- [OBJECTIVE]: Check each line of the material below, and copy it if it holds the string "JSON".

- [RAW DATA]:
+++

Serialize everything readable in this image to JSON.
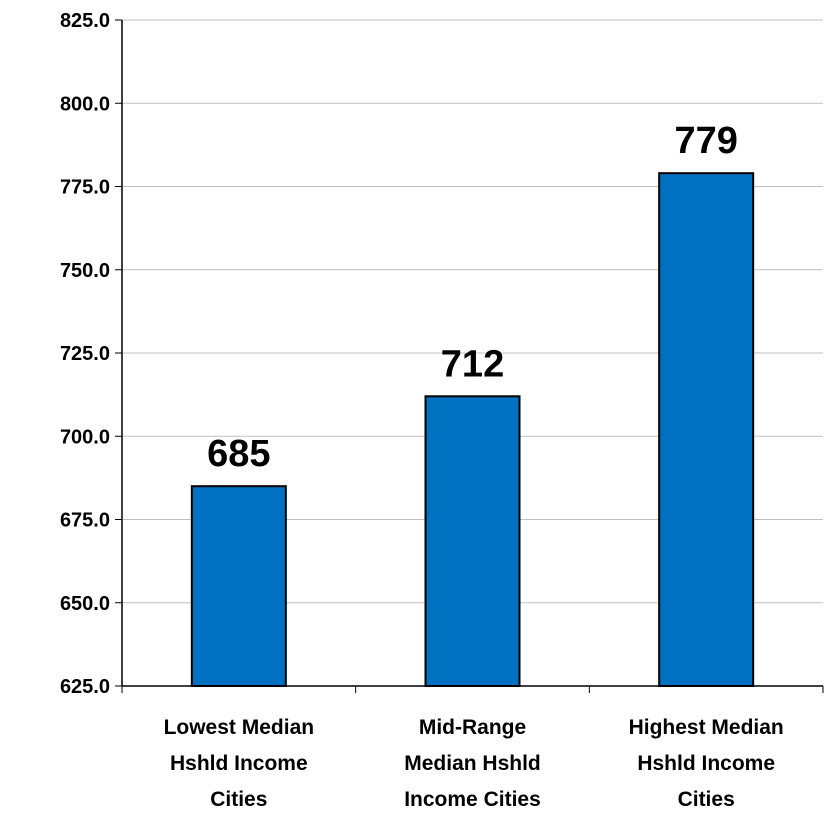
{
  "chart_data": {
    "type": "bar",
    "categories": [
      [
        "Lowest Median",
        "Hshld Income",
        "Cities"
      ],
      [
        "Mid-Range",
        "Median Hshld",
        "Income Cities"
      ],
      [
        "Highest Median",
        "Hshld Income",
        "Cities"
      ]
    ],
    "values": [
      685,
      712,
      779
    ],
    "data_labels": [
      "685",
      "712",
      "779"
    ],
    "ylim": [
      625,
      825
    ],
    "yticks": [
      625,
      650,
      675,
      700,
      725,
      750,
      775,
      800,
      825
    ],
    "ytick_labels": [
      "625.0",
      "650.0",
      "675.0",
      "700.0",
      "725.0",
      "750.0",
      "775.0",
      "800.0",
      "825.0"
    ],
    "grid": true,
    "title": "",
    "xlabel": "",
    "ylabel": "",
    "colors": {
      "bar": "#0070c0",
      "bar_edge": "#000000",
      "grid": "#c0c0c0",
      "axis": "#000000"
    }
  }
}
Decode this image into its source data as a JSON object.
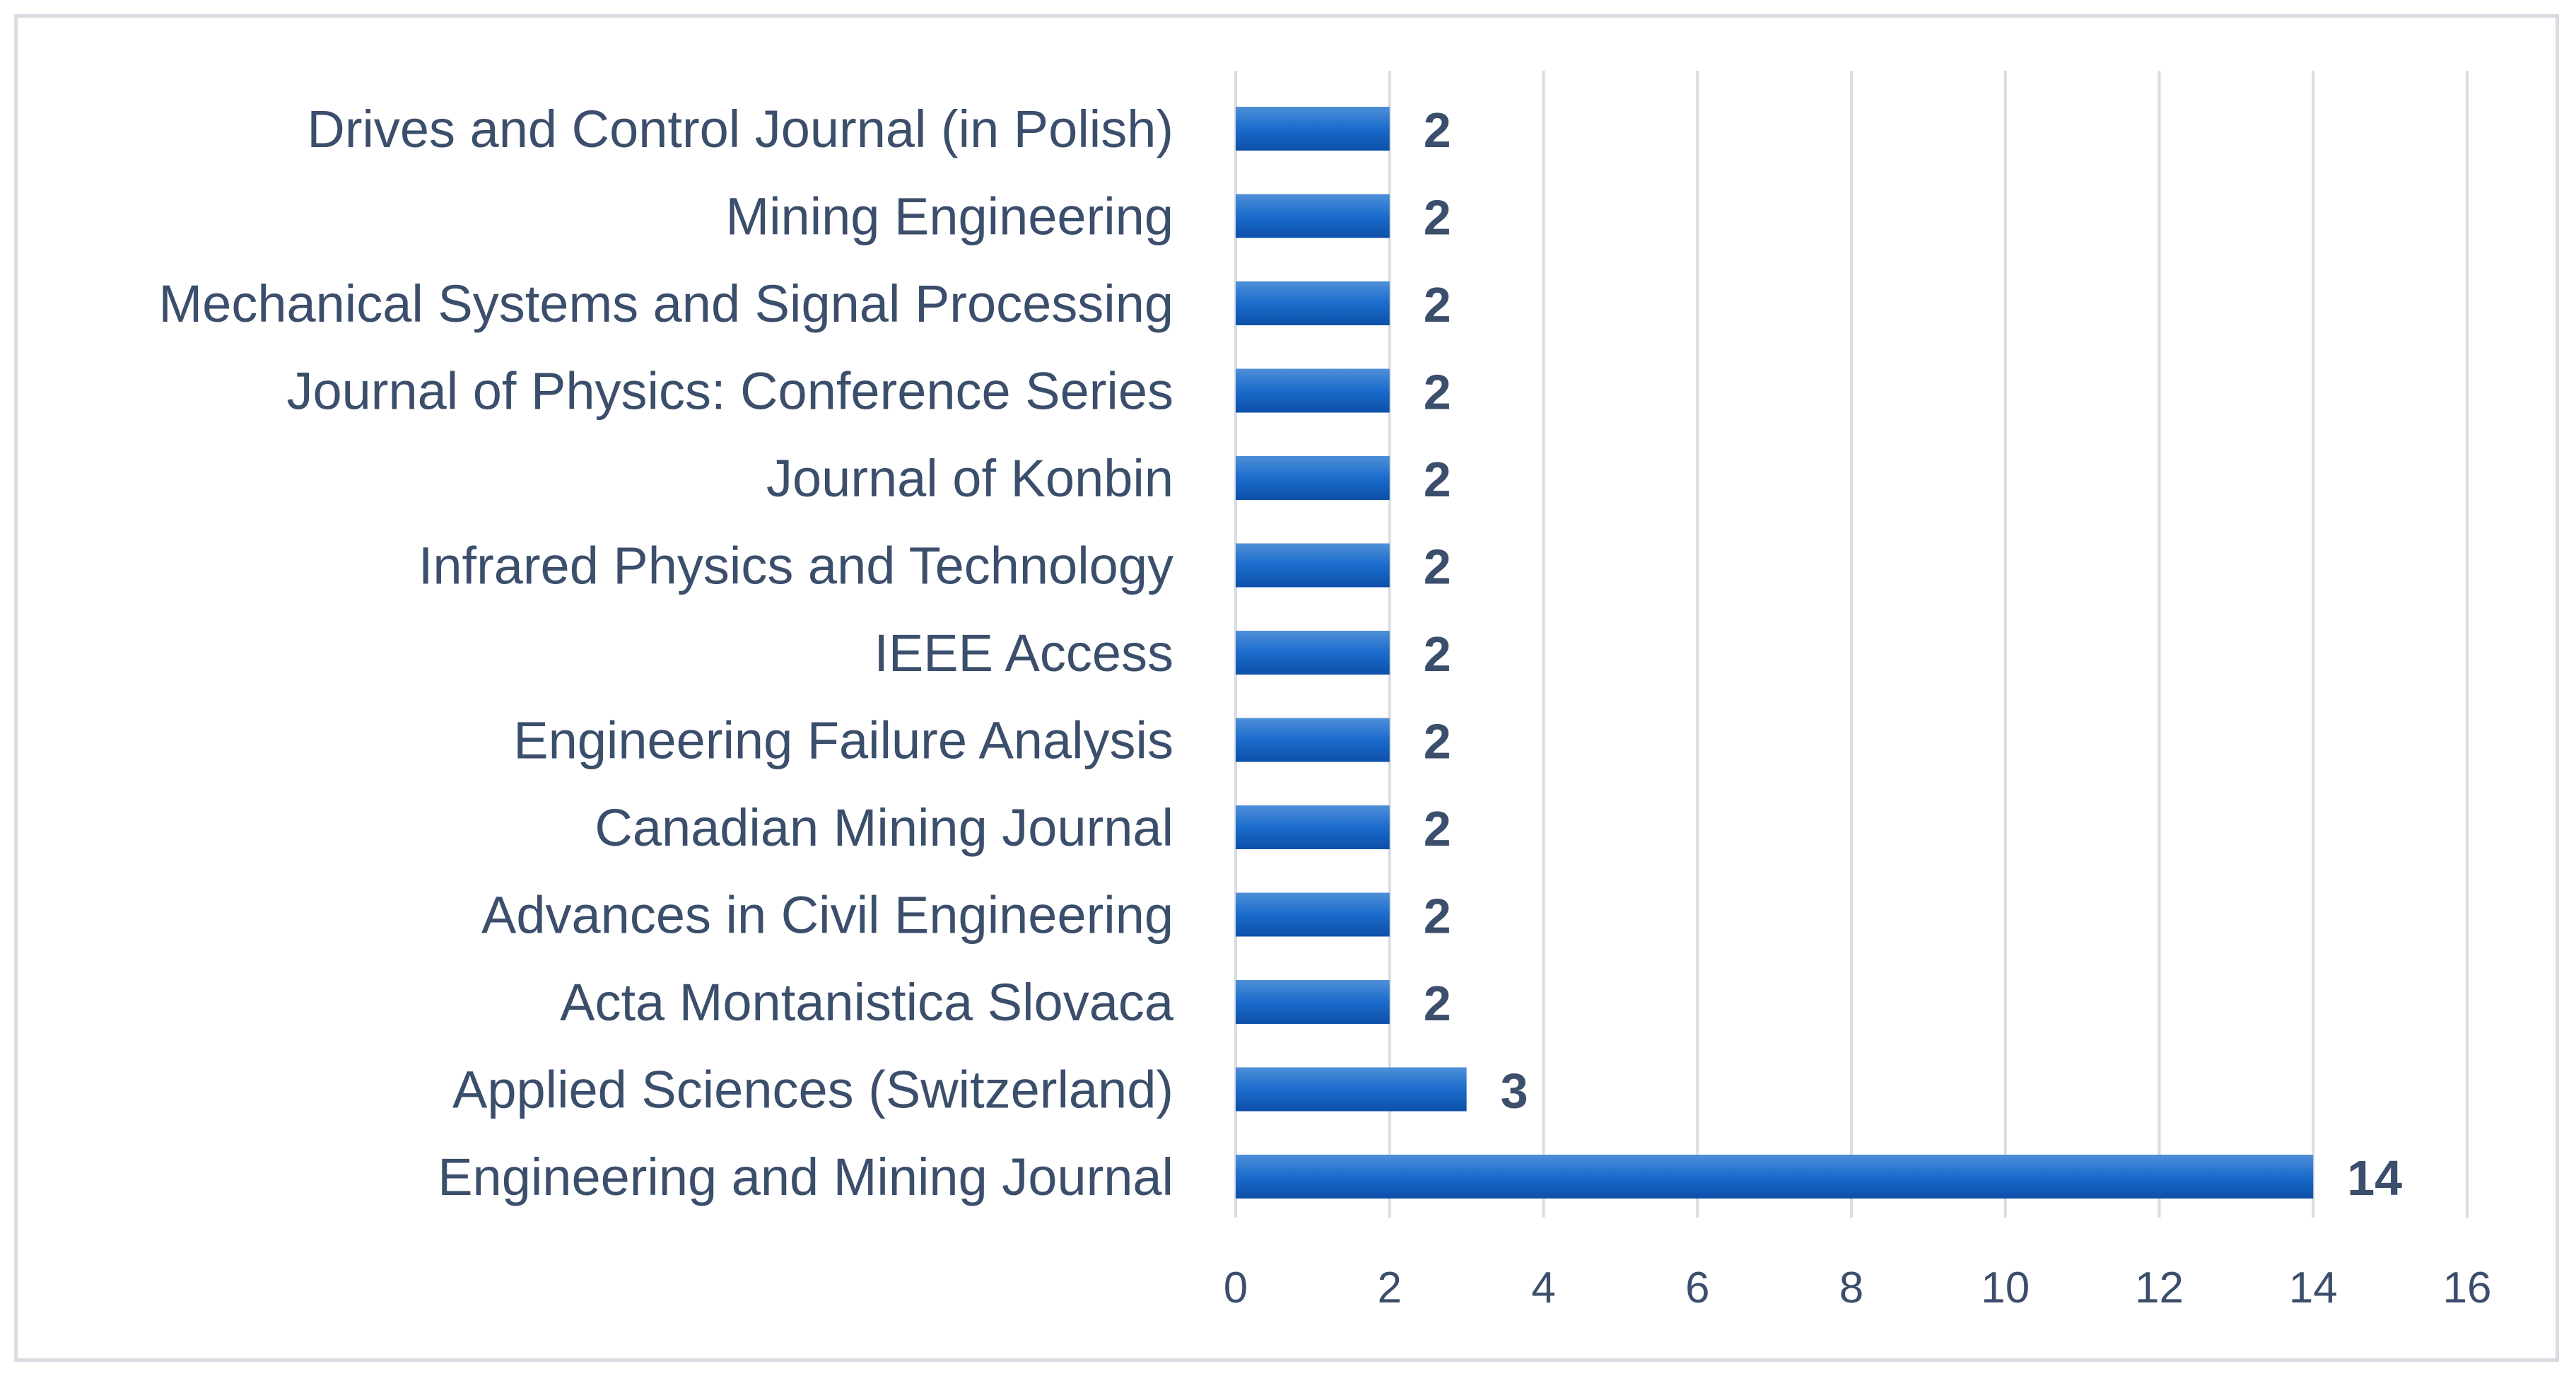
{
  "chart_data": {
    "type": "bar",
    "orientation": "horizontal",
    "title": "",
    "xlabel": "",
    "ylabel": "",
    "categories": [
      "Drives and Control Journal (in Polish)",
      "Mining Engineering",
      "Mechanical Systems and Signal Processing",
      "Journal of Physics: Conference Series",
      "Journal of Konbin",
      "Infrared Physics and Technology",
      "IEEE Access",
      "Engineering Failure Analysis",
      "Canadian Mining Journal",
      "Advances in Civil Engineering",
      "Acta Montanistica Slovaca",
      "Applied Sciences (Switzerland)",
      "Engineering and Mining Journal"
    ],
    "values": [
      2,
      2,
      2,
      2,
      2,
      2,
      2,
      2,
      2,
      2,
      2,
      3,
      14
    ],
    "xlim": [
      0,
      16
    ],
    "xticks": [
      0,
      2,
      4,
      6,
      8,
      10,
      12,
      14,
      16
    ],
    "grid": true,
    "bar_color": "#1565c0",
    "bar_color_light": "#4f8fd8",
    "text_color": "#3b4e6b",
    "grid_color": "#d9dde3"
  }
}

+++

- [TASK RESPONSE]:
Serialize everything readable in this image to JSON.
Decode this image into its source data as a JSON object.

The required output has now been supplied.